Given exercise: Copy out all lines of the records in which the word "онемение" appears.

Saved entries

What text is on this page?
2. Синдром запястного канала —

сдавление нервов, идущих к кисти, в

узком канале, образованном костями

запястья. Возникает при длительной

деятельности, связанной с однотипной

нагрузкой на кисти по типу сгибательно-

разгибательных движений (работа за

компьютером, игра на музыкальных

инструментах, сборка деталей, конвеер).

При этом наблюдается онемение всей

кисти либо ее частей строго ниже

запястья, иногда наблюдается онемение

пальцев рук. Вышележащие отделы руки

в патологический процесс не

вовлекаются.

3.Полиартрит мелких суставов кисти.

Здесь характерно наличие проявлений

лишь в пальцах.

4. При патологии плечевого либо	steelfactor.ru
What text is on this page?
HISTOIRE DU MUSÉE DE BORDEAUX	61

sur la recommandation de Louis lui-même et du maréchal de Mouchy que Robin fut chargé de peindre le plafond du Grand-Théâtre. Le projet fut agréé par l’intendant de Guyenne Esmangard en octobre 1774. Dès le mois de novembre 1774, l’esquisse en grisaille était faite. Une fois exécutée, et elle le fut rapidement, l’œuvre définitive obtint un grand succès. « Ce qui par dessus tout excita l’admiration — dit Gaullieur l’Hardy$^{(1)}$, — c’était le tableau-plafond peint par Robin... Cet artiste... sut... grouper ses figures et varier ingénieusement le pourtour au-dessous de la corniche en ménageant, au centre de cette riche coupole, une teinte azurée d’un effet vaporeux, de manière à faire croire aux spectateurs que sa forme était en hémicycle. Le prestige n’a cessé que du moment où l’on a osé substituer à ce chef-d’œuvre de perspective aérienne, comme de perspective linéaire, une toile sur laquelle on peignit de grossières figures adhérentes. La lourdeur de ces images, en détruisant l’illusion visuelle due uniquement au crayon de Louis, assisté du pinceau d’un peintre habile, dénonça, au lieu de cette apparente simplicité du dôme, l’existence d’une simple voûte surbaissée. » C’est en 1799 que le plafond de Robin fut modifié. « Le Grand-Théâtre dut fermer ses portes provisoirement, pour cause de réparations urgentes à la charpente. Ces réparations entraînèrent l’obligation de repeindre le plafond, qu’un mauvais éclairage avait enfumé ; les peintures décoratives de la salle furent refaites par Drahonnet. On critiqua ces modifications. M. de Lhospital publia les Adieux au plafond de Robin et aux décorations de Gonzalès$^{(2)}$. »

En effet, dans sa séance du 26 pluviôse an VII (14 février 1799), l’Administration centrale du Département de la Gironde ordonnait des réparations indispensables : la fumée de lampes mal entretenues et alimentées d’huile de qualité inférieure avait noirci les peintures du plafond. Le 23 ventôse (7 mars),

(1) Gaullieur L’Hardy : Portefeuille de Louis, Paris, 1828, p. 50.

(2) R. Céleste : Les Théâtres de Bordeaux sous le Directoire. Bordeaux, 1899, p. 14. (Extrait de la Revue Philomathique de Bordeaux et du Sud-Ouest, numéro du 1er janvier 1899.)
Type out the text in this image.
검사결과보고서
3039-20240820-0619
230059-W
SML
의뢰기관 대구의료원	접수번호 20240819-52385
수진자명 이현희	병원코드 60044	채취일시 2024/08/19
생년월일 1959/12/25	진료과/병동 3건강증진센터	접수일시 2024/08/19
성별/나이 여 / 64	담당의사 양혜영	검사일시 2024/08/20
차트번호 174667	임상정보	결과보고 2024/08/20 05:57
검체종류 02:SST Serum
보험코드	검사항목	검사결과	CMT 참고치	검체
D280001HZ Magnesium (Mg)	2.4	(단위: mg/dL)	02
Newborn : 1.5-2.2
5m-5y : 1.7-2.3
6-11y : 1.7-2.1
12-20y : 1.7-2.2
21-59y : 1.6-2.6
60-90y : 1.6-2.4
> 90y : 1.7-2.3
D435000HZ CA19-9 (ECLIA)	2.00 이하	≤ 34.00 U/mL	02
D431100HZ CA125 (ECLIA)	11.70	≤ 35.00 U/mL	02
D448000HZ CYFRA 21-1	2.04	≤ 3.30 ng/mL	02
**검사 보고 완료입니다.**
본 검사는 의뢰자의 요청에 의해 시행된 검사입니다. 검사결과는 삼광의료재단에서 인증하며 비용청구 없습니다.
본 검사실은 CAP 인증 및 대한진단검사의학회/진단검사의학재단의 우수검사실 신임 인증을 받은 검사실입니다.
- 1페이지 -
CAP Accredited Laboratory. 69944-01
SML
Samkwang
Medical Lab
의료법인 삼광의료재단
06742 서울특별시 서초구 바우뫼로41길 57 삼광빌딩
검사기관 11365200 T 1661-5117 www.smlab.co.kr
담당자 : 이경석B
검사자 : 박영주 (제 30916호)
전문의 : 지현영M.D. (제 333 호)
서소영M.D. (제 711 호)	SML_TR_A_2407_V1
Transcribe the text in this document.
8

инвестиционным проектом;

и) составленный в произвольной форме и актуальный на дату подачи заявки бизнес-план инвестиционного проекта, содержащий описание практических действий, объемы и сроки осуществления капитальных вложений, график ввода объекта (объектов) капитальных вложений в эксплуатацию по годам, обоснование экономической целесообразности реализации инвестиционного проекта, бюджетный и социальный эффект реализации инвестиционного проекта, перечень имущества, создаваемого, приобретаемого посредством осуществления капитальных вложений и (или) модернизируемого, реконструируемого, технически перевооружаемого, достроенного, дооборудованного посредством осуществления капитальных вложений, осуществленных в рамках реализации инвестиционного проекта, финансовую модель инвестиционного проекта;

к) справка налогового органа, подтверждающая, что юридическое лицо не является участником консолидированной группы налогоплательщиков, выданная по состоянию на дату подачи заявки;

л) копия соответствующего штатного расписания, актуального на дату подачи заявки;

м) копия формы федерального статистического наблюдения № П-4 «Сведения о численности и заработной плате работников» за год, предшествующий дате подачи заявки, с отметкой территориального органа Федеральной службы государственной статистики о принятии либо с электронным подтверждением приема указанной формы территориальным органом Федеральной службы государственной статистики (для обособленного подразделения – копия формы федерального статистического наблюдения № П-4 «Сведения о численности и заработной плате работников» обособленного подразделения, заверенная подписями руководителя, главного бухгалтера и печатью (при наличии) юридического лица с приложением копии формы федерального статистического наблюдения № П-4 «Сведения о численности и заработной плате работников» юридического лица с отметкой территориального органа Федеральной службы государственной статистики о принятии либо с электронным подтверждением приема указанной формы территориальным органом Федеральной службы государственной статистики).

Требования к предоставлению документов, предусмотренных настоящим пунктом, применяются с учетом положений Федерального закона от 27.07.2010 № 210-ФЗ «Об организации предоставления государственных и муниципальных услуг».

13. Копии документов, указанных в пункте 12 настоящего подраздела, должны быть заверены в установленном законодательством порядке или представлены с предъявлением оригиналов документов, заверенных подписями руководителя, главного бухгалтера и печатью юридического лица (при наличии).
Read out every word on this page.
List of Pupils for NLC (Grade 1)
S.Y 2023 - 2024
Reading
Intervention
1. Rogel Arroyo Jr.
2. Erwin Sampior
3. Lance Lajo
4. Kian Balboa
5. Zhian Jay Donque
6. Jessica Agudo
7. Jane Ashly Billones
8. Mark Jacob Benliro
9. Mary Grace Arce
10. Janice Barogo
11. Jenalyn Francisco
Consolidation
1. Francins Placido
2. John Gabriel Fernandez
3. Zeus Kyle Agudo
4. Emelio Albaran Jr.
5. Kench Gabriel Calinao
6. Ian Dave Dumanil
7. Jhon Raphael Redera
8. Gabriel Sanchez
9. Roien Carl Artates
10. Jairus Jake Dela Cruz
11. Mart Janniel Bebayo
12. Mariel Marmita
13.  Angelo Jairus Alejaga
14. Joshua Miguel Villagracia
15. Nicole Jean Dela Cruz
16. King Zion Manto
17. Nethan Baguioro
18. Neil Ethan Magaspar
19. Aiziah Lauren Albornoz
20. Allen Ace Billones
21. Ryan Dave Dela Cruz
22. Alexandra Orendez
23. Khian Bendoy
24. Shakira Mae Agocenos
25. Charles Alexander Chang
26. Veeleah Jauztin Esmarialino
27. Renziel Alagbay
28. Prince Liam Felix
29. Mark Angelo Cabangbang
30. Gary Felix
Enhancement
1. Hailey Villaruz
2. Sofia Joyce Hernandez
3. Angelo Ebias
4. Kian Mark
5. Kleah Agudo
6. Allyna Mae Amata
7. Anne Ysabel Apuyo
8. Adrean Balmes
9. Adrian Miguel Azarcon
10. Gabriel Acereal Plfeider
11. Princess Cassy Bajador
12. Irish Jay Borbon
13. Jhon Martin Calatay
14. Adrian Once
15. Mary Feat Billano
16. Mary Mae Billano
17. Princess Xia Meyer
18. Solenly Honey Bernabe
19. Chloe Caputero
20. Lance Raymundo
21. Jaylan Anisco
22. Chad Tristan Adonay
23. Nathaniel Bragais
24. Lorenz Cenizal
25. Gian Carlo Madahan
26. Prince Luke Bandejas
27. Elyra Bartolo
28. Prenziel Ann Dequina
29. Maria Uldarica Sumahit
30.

Answer to the task:
При этом наблюдается онемение всей
запястья, иногда наблюдается онемение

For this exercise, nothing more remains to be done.